Can you reproduce the data below exactly, everything from the line containing "nav-item-2[interactable]: 進学・就職 ⌄: [108, 63, 166, 76]" down to the end of the data?

(Element and coordinate records)
— begin —
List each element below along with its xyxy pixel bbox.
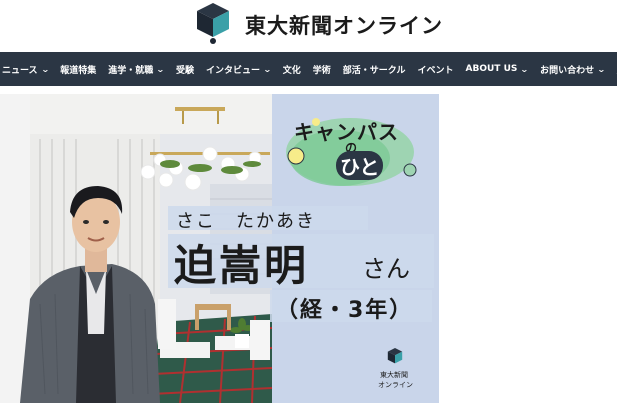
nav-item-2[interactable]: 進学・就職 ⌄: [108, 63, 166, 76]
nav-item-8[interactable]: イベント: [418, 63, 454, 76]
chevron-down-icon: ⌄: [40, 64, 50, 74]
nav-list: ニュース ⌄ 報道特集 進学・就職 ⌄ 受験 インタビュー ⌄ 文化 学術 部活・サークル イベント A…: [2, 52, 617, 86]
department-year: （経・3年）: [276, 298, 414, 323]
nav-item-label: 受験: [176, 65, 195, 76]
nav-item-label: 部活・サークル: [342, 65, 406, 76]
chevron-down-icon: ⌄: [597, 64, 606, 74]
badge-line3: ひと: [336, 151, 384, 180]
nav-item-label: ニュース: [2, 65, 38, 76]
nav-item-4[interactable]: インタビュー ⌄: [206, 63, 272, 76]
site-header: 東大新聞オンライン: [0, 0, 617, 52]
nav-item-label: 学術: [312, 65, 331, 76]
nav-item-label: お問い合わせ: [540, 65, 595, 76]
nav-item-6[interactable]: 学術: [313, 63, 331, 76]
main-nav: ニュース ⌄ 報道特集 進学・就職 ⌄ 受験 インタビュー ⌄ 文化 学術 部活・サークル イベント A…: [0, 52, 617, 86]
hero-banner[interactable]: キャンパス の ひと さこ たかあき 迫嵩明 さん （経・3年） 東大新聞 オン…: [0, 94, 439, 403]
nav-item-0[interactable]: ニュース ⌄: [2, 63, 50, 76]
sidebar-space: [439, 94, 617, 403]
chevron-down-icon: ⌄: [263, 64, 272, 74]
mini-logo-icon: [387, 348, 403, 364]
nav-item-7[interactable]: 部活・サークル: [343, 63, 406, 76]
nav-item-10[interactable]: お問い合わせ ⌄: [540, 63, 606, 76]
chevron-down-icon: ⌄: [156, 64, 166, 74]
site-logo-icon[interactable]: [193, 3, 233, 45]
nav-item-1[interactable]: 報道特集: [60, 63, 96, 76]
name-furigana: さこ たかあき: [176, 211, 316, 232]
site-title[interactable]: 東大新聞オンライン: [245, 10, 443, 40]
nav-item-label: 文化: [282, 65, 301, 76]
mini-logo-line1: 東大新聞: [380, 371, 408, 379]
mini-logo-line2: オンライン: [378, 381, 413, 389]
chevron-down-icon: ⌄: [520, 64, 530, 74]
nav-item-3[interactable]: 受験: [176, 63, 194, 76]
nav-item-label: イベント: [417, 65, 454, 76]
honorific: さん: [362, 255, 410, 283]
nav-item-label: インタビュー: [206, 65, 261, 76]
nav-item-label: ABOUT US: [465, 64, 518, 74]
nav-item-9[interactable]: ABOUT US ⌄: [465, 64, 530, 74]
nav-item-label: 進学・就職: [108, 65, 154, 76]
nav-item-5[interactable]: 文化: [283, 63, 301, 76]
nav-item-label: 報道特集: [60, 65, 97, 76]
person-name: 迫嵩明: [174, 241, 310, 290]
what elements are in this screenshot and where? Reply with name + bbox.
— end —
> _Finished task_
nav-item-2[interactable]: 進学・就職 ⌄: [108, 63, 166, 76]
nav-item-8[interactable]: イベント: [418, 63, 454, 76]
chevron-down-icon: ⌄: [40, 64, 50, 74]
nav-list: ニュース ⌄ 報道特集 進学・就職 ⌄ 受験 インタビュー ⌄ 文化 学術 部活・サークル イベント A…: [2, 52, 617, 86]
department-year: （経・3年）: [276, 298, 414, 323]
nav-item-label: 受験: [176, 65, 195, 76]
nav-item-label: 部活・サークル: [342, 65, 406, 76]
chevron-down-icon: ⌄: [597, 64, 606, 74]
badge-line3: ひと: [336, 151, 384, 180]
nav-item-label: ニュース: [2, 65, 38, 76]
nav-item-4[interactable]: インタビュー ⌄: [206, 63, 272, 76]
site-header: 東大新聞オンライン: [0, 0, 617, 52]
nav-item-label: 学術: [312, 65, 331, 76]
nav-item-label: お問い合わせ: [540, 65, 595, 76]
nav-item-6[interactable]: 学術: [313, 63, 331, 76]
main-nav: ニュース ⌄ 報道特集 進学・就職 ⌄ 受験 インタビュー ⌄ 文化 学術 部活・サークル イベント A…: [0, 52, 617, 86]
hero-banner[interactable]: キャンパス の ひと さこ たかあき 迫嵩明 さん （経・3年） 東大新聞 オン…: [0, 94, 439, 403]
nav-item-0[interactable]: ニュース ⌄: [2, 63, 50, 76]
sidebar-space: [439, 94, 617, 403]
chevron-down-icon: ⌄: [263, 64, 272, 74]
mini-logo-icon: [387, 348, 403, 364]
nav-item-7[interactable]: 部活・サークル: [343, 63, 406, 76]
nav-item-10[interactable]: お問い合わせ ⌄: [540, 63, 606, 76]
chevron-down-icon: ⌄: [156, 64, 166, 74]
site-logo-icon[interactable]: [193, 3, 233, 45]
nav-item-1[interactable]: 報道特集: [60, 63, 96, 76]
name-furigana: さこ たかあき: [176, 211, 316, 232]
site-title[interactable]: 東大新聞オンライン: [245, 10, 443, 40]
nav-item-label: 文化: [282, 65, 301, 76]
mini-logo-line1: 東大新聞: [380, 371, 408, 379]
mini-logo-line2: オンライン: [378, 381, 413, 389]
chevron-down-icon: ⌄: [520, 64, 530, 74]
nav-item-3[interactable]: 受験: [176, 63, 194, 76]
nav-item-label: イベント: [417, 65, 454, 76]
honorific: さん: [362, 255, 410, 283]
nav-item-label: インタビュー: [206, 65, 261, 76]
nav-item-label: ABOUT US: [465, 64, 518, 74]
nav-item-9[interactable]: ABOUT US ⌄: [465, 64, 530, 74]
nav-item-label: 進学・就職: [108, 65, 154, 76]
nav-item-5[interactable]: 文化: [283, 63, 301, 76]
nav-item-label: 報道特集: [60, 65, 97, 76]
person-name: 迫嵩明: [174, 241, 310, 290]
what elements are in this screenshot and where? Reply with name + bbox.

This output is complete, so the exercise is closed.